══ DATA FOR PROCESSING ══

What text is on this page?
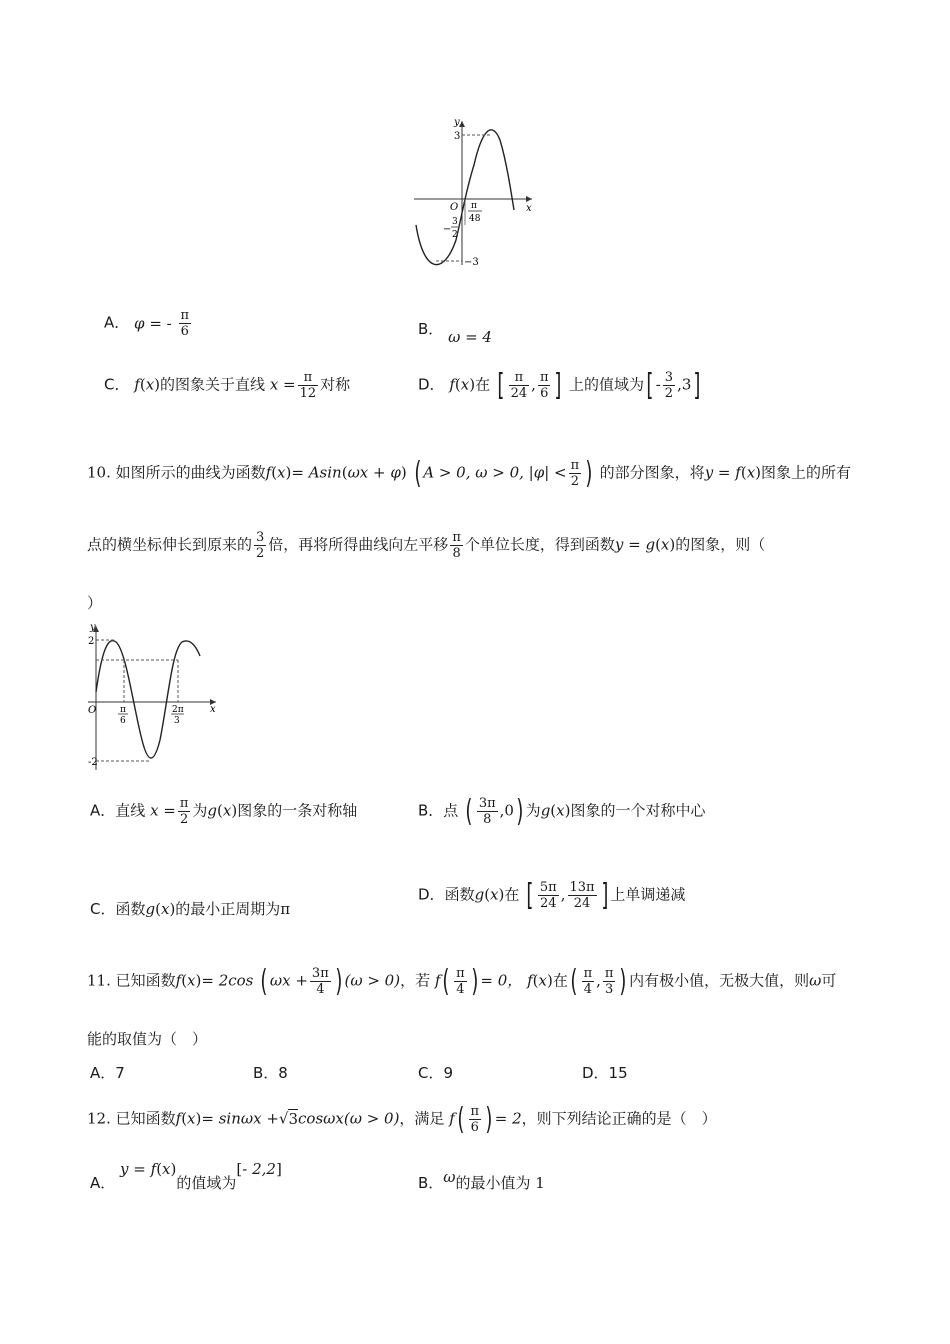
y
x
O
3
−3
−
3
2
π
48
A． φ = - $\frac{\pi}{6}$	B． ω = 4
C． f(x)的图象关于直线 $x = \frac{\pi}{12}$ 对称	D． f(x)在 [ $\frac{\pi}{24}$ , $\frac{\pi}{6}$ ] 上的值域为[ - $\frac{3}{2} ,3$]
10. 如图所示的曲线为函数f(x)= Asin(ωx + φ) ( A > 0, ω > 0, $|\varphi| < \frac{\pi}{2}$ ) 的部分图象，将y = f(x)图象上的所有
点的横坐标伸长到原来的 $\frac{3}{2}$ 倍，再将所得曲线向左平移 $\frac{\pi}{8}$ 个单位长度，得到函数y = g(x)的图象，则（
）
y
x
O
2
-2
π
6
2π
3
A．直线 $x = \frac{\pi}{2}$ 为g(x)图象的一条对称轴	B．点 ( $\frac{3\pi}{8} ,0$) 为g(x)图象的一个对称中心
C．函数g(x)的最小正周期为π
D．函数g(x)在 [ $\frac{5\pi}{24}$ , $\frac{13\pi}{24}$ ] 上单调递减
11. 已知函数f(x)= 2cos ( $\omega x + \frac{3\pi}{4}$ ) (ω > 0)，若 $f( \frac{\pi}{4}$ ) = 0， f(x)在( $\frac{\pi}{4}$ , $\frac{\pi}{3}$ ) 内有极小值，无极大值，则ω可
能的取值为（　）
A．7	B．8	C．9	D．15
12. 已知函数f(x)= sinωx +√3cosωx(ω > 0)，满足 $f( \frac{\pi}{6}$ ) = 2，则下列结论正确的是（　）
A． y = f(x)的值域为[- 2,2]
B．ω的最小值为 1
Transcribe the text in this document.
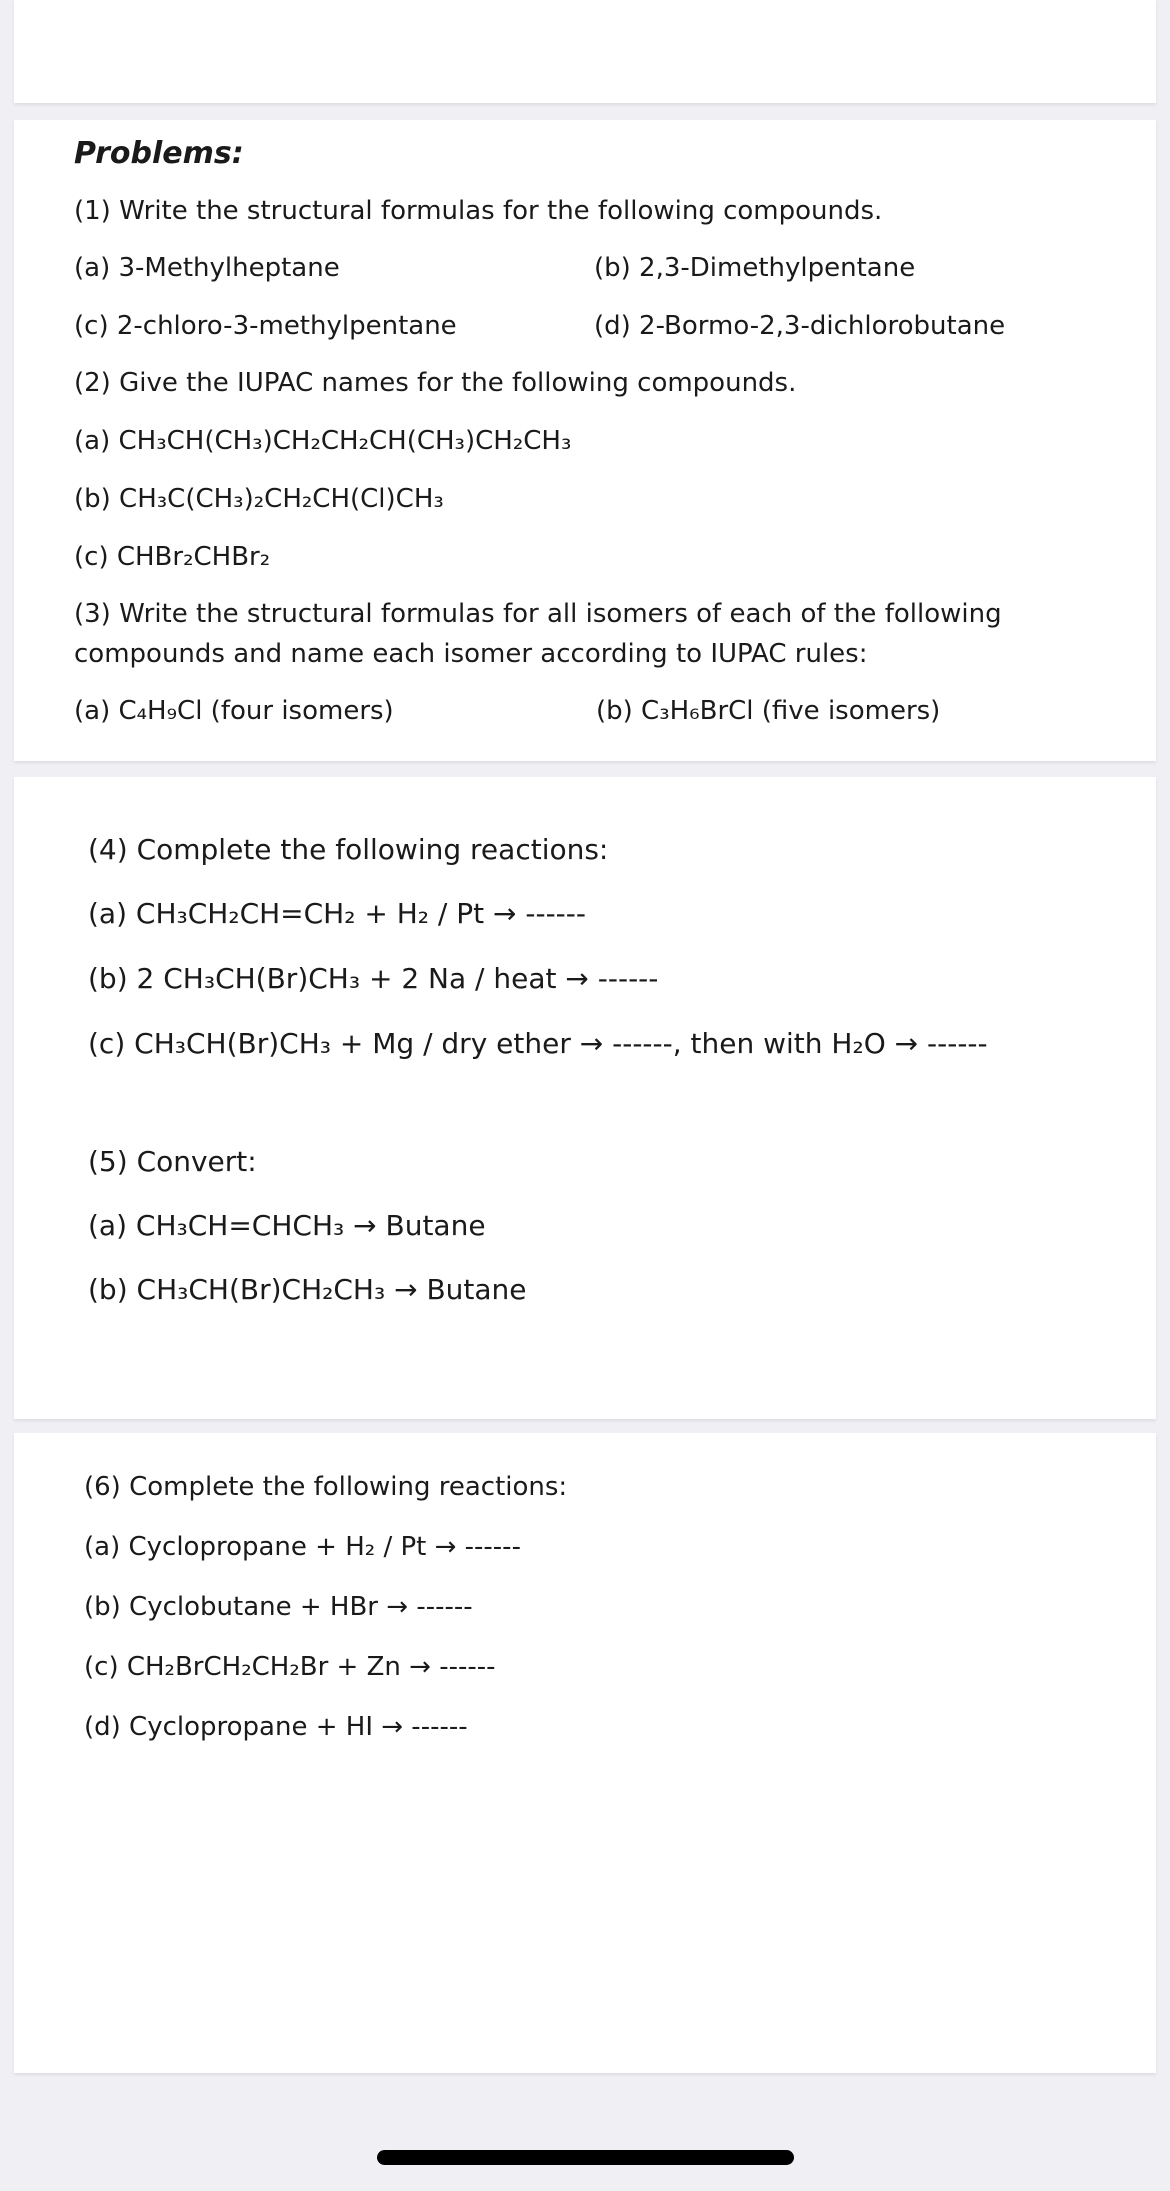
Problems:
(1) Write the structural formulas for the following compounds.
(a) 3-Methylheptane	(b) 2,3-Dimethylpentane
(c) 2-chloro-3-methylpentane	(d) 2-Bormo-2,3-dichlorobutane
(2) Give the IUPAC names for the following compounds.
(a) CH₃CH(CH₃)CH₂CH₂CH(CH₃)CH₂CH₃
(b) CH₃C(CH₃)₂CH₂CH(Cl)CH₃
(c) CHBr₂CHBr₂
(3) Write the structural formulas for all isomers of each of the following
compounds and name each isomer according to IUPAC rules:
(a) C₄H₉Cl (four isomers)	(b) C₃H₆BrCl (five isomers)
(4) Complete the following reactions:
(a) CH₃CH₂CH=CH₂ + H₂ / Pt → ------
(b) 2 CH₃CH(Br)CH₃ + 2 Na / heat → ------
(c) CH₃CH(Br)CH₃ + Mg / dry ether → ------, then with H₂O → ------
(5) Convert:
(a) CH₃CH=CHCH₃ → Butane
(b) CH₃CH(Br)CH₂CH₃ → Butane
(6) Complete the following reactions:
(a) Cyclopropane + H₂ / Pt → ------
(b) Cyclobutane + HBr → ------
(c) CH₂BrCH₂CH₂Br + Zn → ------
(d) Cyclopropane + HI → ------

═══

TASK TO COMPLETE
Pictures excluded, quote all the data above exactly.

SOLUTION BELOW
What text is on this page?
y
x
O
3
−3
−
3
2
π
48
A． φ = - $\frac{\pi}{6}$	B． ω = 4
C． f(x)的图象关于直线 $x = \frac{\pi}{12}$ 对称	D． f(x)在 [ $\frac{\pi}{24}$ , $\frac{\pi}{6}$ ] 上的值域为[ - $\frac{3}{2} ,3$]
10. 如图所示的曲线为函数f(x)= Asin(ωx + φ) ( A > 0, ω > 0, $|\varphi| < \frac{\pi}{2}$ ) 的部分图象，将y = f(x)图象上的所有
点的横坐标伸长到原来的 $\frac{3}{2}$ 倍，再将所得曲线向左平移 $\frac{\pi}{8}$ 个单位长度，得到函数y = g(x)的图象，则（
）
y
x
O
2
-2
π
6
2π
3
A．直线 $x = \frac{\pi}{2}$ 为g(x)图象的一条对称轴	B．点 ( $\frac{3\pi}{8} ,0$) 为g(x)图象的一个对称中心
C．函数g(x)的最小正周期为π
D．函数g(x)在 [ $\frac{5\pi}{24}$ , $\frac{13\pi}{24}$ ] 上单调递减
11. 已知函数f(x)= 2cos ( $\omega x + \frac{3\pi}{4}$ ) (ω > 0)，若 $f( \frac{\pi}{4}$ ) = 0， f(x)在( $\frac{\pi}{4}$ , $\frac{\pi}{3}$ ) 内有极小值，无极大值，则ω可
能的取值为（　）
A．7	B．8	C．9	D．15
12. 已知函数f(x)= sinωx +√3cosωx(ω > 0)，满足 $f( \frac{\pi}{6}$ ) = 2，则下列结论正确的是（　）
A． y = f(x)的值域为[- 2,2]
B．ω的最小值为 1
Transcribe the text in this document.
Problems:
(1) Write the structural formulas for the following compounds.
(a) 3-Methylheptane	(b) 2,3-Dimethylpentane
(c) 2-chloro-3-methylpentane	(d) 2-Bormo-2,3-dichlorobutane
(2) Give the IUPAC names for the following compounds.
(a) CH₃CH(CH₃)CH₂CH₂CH(CH₃)CH₂CH₃
(b) CH₃C(CH₃)₂CH₂CH(Cl)CH₃
(c) CHBr₂CHBr₂
(3) Write the structural formulas for all isomers of each of the following
compounds and name each isomer according to IUPAC rules:
(a) C₄H₉Cl (four isomers)	(b) C₃H₆BrCl (five isomers)
(4) Complete the following reactions:
(a) CH₃CH₂CH=CH₂ + H₂ / Pt → ------
(b) 2 CH₃CH(Br)CH₃ + 2 Na / heat → ------
(c) CH₃CH(Br)CH₃ + Mg / dry ether → ------, then with H₂O → ------
(5) Convert:
(a) CH₃CH=CHCH₃ → Butane
(b) CH₃CH(Br)CH₂CH₃ → Butane
(6) Complete the following reactions:
(a) Cyclopropane + H₂ / Pt → ------
(b) Cyclobutane + HBr → ------
(c) CH₂BrCH₂CH₂Br + Zn → ------
(d) Cyclopropane + HI → ------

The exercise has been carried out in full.